> DESCRIPTION OF THE TASK:
Every record must be repeated exactly, with no omission.

> MATERIALS PROVIDED:
::::::

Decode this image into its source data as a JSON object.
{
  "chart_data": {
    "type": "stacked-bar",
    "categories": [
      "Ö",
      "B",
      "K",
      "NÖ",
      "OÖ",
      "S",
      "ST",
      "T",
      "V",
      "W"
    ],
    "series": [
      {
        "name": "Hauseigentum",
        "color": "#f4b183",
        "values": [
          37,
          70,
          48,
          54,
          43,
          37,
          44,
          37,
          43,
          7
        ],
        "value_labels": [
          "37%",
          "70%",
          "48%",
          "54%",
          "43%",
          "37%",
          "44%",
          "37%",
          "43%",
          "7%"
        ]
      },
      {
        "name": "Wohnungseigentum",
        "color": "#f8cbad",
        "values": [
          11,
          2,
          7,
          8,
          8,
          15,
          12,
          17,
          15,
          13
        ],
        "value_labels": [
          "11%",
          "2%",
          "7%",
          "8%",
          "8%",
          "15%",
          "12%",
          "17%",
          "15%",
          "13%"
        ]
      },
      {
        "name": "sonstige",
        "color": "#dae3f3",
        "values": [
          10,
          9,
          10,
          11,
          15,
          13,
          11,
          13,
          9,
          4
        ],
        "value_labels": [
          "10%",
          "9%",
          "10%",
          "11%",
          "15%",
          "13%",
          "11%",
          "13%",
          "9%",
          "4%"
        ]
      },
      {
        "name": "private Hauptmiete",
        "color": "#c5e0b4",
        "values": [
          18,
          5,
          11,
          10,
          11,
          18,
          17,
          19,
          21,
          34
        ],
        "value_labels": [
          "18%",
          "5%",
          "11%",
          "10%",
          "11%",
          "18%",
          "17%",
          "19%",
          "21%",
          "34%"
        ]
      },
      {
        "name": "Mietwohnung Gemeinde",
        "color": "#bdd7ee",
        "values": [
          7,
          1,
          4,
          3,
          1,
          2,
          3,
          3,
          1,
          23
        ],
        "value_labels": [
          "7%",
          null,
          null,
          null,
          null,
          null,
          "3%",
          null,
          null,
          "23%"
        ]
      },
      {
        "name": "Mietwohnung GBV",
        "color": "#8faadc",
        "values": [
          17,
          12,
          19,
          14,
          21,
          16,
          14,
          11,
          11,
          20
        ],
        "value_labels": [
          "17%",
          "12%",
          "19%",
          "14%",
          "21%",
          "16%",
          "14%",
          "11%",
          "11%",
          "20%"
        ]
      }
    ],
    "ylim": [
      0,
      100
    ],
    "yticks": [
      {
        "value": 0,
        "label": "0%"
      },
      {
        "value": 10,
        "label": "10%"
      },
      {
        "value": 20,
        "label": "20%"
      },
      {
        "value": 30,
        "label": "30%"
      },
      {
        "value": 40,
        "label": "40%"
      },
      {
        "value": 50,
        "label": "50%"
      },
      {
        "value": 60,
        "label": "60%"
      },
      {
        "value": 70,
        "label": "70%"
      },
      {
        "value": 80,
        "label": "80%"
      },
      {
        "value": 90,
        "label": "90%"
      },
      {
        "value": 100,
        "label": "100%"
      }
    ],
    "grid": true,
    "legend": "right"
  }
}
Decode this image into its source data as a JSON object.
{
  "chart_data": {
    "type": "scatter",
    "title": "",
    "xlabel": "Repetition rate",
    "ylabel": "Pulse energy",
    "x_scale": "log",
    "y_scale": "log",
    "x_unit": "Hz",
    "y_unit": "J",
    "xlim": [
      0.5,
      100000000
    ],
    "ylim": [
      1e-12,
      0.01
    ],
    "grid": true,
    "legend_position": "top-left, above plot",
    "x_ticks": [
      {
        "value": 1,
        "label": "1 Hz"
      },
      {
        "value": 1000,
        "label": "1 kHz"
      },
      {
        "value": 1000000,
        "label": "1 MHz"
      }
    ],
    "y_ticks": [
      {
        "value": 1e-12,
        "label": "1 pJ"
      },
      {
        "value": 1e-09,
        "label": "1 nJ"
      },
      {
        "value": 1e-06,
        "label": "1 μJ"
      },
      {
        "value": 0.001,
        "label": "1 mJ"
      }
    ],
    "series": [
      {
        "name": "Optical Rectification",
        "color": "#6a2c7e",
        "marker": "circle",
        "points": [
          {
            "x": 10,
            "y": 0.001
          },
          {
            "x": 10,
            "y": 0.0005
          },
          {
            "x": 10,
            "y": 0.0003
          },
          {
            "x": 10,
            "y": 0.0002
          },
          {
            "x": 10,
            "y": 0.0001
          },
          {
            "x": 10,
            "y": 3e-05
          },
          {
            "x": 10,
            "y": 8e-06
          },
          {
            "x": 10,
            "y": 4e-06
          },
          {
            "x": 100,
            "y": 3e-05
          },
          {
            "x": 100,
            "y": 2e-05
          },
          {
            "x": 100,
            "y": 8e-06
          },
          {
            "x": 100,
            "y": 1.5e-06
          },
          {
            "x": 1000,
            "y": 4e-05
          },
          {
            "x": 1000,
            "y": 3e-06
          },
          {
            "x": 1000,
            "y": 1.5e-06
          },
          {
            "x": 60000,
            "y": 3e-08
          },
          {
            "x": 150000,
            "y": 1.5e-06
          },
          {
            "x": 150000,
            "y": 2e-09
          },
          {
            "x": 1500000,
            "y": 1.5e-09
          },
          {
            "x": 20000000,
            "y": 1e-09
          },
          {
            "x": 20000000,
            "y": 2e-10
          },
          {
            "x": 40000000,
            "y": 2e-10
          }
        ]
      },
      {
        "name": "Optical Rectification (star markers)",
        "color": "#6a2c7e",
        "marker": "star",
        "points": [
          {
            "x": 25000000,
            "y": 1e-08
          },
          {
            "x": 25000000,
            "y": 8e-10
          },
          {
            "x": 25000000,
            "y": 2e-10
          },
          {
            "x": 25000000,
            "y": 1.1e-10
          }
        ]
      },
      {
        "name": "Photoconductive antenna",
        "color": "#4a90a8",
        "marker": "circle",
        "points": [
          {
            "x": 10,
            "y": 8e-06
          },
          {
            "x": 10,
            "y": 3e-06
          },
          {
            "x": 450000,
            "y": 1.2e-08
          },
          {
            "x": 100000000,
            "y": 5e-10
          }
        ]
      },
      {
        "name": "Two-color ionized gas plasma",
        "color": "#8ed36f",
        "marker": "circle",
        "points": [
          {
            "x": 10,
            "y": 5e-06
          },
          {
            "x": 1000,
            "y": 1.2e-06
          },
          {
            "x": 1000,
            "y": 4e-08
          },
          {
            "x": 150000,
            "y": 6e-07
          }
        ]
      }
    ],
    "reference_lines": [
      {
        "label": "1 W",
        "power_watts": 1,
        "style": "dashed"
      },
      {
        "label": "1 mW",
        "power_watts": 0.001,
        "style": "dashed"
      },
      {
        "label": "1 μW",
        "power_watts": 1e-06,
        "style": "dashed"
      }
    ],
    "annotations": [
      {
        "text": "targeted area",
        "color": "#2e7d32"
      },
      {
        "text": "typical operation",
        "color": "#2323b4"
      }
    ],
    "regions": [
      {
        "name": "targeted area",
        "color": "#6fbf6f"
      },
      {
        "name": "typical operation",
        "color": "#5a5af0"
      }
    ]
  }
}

::::::

> THE REPLY:
Decode this image into its source data as a JSON object.
{
  "chart_data": {
    "type": "stacked-bar",
    "categories": [
      "Ö",
      "B",
      "K",
      "NÖ",
      "OÖ",
      "S",
      "ST",
      "T",
      "V",
      "W"
    ],
    "series": [
      {
        "name": "Hauseigentum",
        "color": "#f4b183",
        "values": [
          37,
          70,
          48,
          54,
          43,
          37,
          44,
          37,
          43,
          7
        ],
        "value_labels": [
          "37%",
          "70%",
          "48%",
          "54%",
          "43%",
          "37%",
          "44%",
          "37%",
          "43%",
          "7%"
        ]
      },
      {
        "name": "Wohnungseigentum",
        "color": "#f8cbad",
        "values": [
          11,
          2,
          7,
          8,
          8,
          15,
          12,
          17,
          15,
          13
        ],
        "value_labels": [
          "11%",
          "2%",
          "7%",
          "8%",
          "8%",
          "15%",
          "12%",
          "17%",
          "15%",
          "13%"
        ]
      },
      {
        "name": "sonstige",
        "color": "#dae3f3",
        "values": [
          10,
          9,
          10,
          11,
          15,
          13,
          11,
          13,
          9,
          4
        ],
        "value_labels": [
          "10%",
          "9%",
          "10%",
          "11%",
          "15%",
          "13%",
          "11%",
          "13%",
          "9%",
          "4%"
        ]
      },
      {
        "name": "private Hauptmiete",
        "color": "#c5e0b4",
        "values": [
          18,
          5,
          11,
          10,
          11,
          18,
          17,
          19,
          21,
          34
        ],
        "value_labels": [
          "18%",
          "5%",
          "11%",
          "10%",
          "11%",
          "18%",
          "17%",
          "19%",
          "21%",
          "34%"
        ]
      },
      {
        "name": "Mietwohnung Gemeinde",
        "color": "#bdd7ee",
        "values": [
          7,
          1,
          4,
          3,
          1,
          2,
          3,
          3,
          1,
          23
        ],
        "value_labels": [
          "7%",
          null,
          null,
          null,
          null,
          null,
          "3%",
          null,
          null,
          "23%"
        ]
      },
      {
        "name": "Mietwohnung GBV",
        "color": "#8faadc",
        "values": [
          17,
          12,
          19,
          14,
          21,
          16,
          14,
          11,
          11,
          20
        ],
        "value_labels": [
          "17%",
          "12%",
          "19%",
          "14%",
          "21%",
          "16%",
          "14%",
          "11%",
          "11%",
          "20%"
        ]
      }
    ],
    "ylim": [
      0,
      100
    ],
    "yticks": [
      {
        "value": 0,
        "label": "0%"
      },
      {
        "value": 10,
        "label": "10%"
      },
      {
        "value": 20,
        "label": "20%"
      },
      {
        "value": 30,
        "label": "30%"
      },
      {
        "value": 40,
        "label": "40%"
      },
      {
        "value": 50,
        "label": "50%"
      },
      {
        "value": 60,
        "label": "60%"
      },
      {
        "value": 70,
        "label": "70%"
      },
      {
        "value": 80,
        "label": "80%"
      },
      {
        "value": 90,
        "label": "90%"
      },
      {
        "value": 100,
        "label": "100%"
      }
    ],
    "grid": true,
    "legend": "right"
  }
}
Decode this image into its source data as a JSON object.
{
  "chart_data": {
    "type": "scatter",
    "title": "",
    "xlabel": "Repetition rate",
    "ylabel": "Pulse energy",
    "x_scale": "log",
    "y_scale": "log",
    "x_unit": "Hz",
    "y_unit": "J",
    "xlim": [
      0.5,
      100000000
    ],
    "ylim": [
      1e-12,
      0.01
    ],
    "grid": true,
    "legend_position": "top-left, above plot",
    "x_ticks": [
      {
        "value": 1,
        "label": "1 Hz"
      },
      {
        "value": 1000,
        "label": "1 kHz"
      },
      {
        "value": 1000000,
        "label": "1 MHz"
      }
    ],
    "y_ticks": [
      {
        "value": 1e-12,
        "label": "1 pJ"
      },
      {
        "value": 1e-09,
        "label": "1 nJ"
      },
      {
        "value": 1e-06,
        "label": "1 μJ"
      },
      {
        "value": 0.001,
        "label": "1 mJ"
      }
    ],
    "series": [
      {
        "name": "Optical Rectification",
        "color": "#6a2c7e",
        "marker": "circle",
        "points": [
          {
            "x": 10,
            "y": 0.001
          },
          {
            "x": 10,
            "y": 0.0005
          },
          {
            "x": 10,
            "y": 0.0003
          },
          {
            "x": 10,
            "y": 0.0002
          },
          {
            "x": 10,
            "y": 0.0001
          },
          {
            "x": 10,
            "y": 3e-05
          },
          {
            "x": 10,
            "y": 8e-06
          },
          {
            "x": 10,
            "y": 4e-06
          },
          {
            "x": 100,
            "y": 3e-05
          },
          {
            "x": 100,
            "y": 2e-05
          },
          {
            "x": 100,
            "y": 8e-06
          },
          {
            "x": 100,
            "y": 1.5e-06
          },
          {
            "x": 1000,
            "y": 4e-05
          },
          {
            "x": 1000,
            "y": 3e-06
          },
          {
            "x": 1000,
            "y": 1.5e-06
          },
          {
            "x": 60000,
            "y": 3e-08
          },
          {
            "x": 150000,
            "y": 1.5e-06
          },
          {
            "x": 150000,
            "y": 2e-09
          },
          {
            "x": 1500000,
            "y": 1.5e-09
          },
          {
            "x": 20000000,
            "y": 1e-09
          },
          {
            "x": 20000000,
            "y": 2e-10
          },
          {
            "x": 40000000,
            "y": 2e-10
          }
        ]
      },
      {
        "name": "Optical Rectification (star markers)",
        "color": "#6a2c7e",
        "marker": "star",
        "points": [
          {
            "x": 25000000,
            "y": 1e-08
          },
          {
            "x": 25000000,
            "y": 8e-10
          },
          {
            "x": 25000000,
            "y": 2e-10
          },
          {
            "x": 25000000,
            "y": 1.1e-10
          }
        ]
      },
      {
        "name": "Photoconductive antenna",
        "color": "#4a90a8",
        "marker": "circle",
        "points": [
          {
            "x": 10,
            "y": 8e-06
          },
          {
            "x": 10,
            "y": 3e-06
          },
          {
            "x": 450000,
            "y": 1.2e-08
          },
          {
            "x": 100000000,
            "y": 5e-10
          }
        ]
      },
      {
        "name": "Two-color ionized gas plasma",
        "color": "#8ed36f",
        "marker": "circle",
        "points": [
          {
            "x": 10,
            "y": 5e-06
          },
          {
            "x": 1000,
            "y": 1.2e-06
          },
          {
            "x": 1000,
            "y": 4e-08
          },
          {
            "x": 150000,
            "y": 6e-07
          }
        ]
      }
    ],
    "reference_lines": [
      {
        "label": "1 W",
        "power_watts": 1,
        "style": "dashed"
      },
      {
        "label": "1 mW",
        "power_watts": 0.001,
        "style": "dashed"
      },
      {
        "label": "1 μW",
        "power_watts": 1e-06,
        "style": "dashed"
      }
    ],
    "annotations": [
      {
        "text": "targeted area",
        "color": "#2e7d32"
      },
      {
        "text": "typical operation",
        "color": "#2323b4"
      }
    ],
    "regions": [
      {
        "name": "targeted area",
        "color": "#6fbf6f"
      },
      {
        "name": "typical operation",
        "color": "#5a5af0"
      }
    ]
  }
}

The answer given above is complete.